▸ Extracted material
::::::::::
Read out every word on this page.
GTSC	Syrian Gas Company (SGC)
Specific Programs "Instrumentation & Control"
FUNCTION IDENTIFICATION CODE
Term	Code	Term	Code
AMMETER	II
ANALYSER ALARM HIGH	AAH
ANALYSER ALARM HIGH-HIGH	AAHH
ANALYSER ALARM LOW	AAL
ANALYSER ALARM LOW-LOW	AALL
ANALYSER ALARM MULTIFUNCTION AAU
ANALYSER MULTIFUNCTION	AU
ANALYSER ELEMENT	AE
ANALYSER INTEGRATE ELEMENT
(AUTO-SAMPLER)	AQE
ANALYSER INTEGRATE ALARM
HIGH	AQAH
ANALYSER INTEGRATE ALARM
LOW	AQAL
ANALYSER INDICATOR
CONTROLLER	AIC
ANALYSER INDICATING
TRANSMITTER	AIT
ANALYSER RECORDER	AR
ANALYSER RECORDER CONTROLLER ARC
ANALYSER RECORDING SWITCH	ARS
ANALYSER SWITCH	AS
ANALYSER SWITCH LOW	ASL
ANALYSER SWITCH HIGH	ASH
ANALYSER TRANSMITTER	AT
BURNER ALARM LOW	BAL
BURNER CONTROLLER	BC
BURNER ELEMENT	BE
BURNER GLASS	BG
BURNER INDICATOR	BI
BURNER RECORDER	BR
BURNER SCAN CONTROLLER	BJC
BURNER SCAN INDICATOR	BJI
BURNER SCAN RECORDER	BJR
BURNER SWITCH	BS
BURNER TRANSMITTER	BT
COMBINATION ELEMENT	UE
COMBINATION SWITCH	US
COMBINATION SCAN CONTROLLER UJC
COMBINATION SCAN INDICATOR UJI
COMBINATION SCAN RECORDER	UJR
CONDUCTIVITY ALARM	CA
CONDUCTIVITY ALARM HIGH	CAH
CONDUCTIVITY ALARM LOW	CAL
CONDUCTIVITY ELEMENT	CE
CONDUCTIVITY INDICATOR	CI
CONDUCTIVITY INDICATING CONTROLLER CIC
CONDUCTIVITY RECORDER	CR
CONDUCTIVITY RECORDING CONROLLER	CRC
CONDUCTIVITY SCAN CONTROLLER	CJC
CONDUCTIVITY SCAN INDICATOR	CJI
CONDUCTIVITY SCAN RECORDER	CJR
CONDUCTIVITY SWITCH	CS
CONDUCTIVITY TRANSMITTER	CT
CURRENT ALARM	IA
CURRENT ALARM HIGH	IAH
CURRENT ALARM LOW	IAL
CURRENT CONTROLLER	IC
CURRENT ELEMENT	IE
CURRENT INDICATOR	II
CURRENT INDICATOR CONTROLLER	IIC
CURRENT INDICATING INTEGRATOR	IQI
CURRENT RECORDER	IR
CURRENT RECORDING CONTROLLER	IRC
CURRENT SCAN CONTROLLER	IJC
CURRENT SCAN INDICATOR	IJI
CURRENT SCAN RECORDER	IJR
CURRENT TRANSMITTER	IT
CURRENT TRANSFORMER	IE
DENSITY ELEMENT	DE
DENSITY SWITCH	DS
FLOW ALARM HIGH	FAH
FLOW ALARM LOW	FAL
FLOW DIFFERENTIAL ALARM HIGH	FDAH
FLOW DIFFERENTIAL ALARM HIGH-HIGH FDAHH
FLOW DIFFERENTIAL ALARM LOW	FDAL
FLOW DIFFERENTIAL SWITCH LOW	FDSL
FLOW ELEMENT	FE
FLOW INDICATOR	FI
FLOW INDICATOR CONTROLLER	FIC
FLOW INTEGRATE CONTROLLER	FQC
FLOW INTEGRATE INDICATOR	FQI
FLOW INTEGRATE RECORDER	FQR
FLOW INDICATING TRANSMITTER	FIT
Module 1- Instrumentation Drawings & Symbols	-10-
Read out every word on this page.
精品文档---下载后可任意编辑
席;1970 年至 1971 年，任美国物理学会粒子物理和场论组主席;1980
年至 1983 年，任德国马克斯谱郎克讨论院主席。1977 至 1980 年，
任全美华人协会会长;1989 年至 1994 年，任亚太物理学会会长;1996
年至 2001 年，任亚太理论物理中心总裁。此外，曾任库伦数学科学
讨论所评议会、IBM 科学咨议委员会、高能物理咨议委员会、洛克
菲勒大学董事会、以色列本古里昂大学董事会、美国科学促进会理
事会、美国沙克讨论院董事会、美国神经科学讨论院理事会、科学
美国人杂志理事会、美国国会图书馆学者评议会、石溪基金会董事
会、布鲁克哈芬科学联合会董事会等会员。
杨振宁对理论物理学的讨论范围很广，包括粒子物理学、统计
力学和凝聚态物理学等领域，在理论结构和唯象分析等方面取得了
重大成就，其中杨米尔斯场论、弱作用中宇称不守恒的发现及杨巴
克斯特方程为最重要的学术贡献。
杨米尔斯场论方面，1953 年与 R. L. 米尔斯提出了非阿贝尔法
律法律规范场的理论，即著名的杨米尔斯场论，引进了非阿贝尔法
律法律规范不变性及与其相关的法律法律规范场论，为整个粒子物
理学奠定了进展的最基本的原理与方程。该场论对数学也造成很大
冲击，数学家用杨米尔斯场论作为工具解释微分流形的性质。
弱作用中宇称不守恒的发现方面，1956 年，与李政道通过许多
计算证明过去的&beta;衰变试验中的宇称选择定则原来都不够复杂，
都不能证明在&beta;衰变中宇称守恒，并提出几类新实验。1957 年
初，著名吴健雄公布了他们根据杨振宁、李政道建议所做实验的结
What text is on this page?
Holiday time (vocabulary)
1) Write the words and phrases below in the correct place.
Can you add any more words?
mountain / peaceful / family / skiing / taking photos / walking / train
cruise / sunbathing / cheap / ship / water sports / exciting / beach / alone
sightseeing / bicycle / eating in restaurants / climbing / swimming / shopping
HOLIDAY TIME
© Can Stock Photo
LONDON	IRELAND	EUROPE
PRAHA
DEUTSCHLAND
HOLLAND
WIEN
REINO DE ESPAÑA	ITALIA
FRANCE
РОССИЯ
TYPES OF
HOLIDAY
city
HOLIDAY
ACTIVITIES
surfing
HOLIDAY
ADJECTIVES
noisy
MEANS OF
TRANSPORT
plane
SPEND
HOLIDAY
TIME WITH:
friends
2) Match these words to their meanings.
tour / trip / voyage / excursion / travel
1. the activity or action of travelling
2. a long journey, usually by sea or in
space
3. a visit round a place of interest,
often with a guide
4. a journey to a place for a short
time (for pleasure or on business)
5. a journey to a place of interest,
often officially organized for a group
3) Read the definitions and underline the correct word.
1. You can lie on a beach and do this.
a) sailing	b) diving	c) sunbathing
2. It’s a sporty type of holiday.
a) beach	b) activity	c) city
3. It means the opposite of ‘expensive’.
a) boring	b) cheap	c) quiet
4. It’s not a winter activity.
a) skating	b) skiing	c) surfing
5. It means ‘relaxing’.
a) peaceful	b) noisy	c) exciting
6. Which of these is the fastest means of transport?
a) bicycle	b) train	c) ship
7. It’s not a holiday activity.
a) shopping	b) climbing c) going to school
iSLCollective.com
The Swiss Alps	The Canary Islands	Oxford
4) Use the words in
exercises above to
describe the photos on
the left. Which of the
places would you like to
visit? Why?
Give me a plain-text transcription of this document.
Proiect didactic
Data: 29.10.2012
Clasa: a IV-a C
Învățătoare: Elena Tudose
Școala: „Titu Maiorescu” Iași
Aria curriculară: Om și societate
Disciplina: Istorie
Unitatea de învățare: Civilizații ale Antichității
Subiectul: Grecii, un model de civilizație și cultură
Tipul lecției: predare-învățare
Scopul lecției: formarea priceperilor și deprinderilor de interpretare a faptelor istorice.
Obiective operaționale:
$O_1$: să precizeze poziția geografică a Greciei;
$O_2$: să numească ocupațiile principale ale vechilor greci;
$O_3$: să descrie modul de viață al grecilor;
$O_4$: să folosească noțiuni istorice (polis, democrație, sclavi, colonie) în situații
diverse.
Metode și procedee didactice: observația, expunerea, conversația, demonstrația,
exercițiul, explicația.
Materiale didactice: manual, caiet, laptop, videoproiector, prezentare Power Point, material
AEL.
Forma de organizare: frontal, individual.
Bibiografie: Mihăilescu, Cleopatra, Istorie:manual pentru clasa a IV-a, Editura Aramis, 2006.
::::::::::
▸ What you should do
Identify how many lines in the entries above contain the word "sunbathing" and provide only that figure.

▸ Finished task
2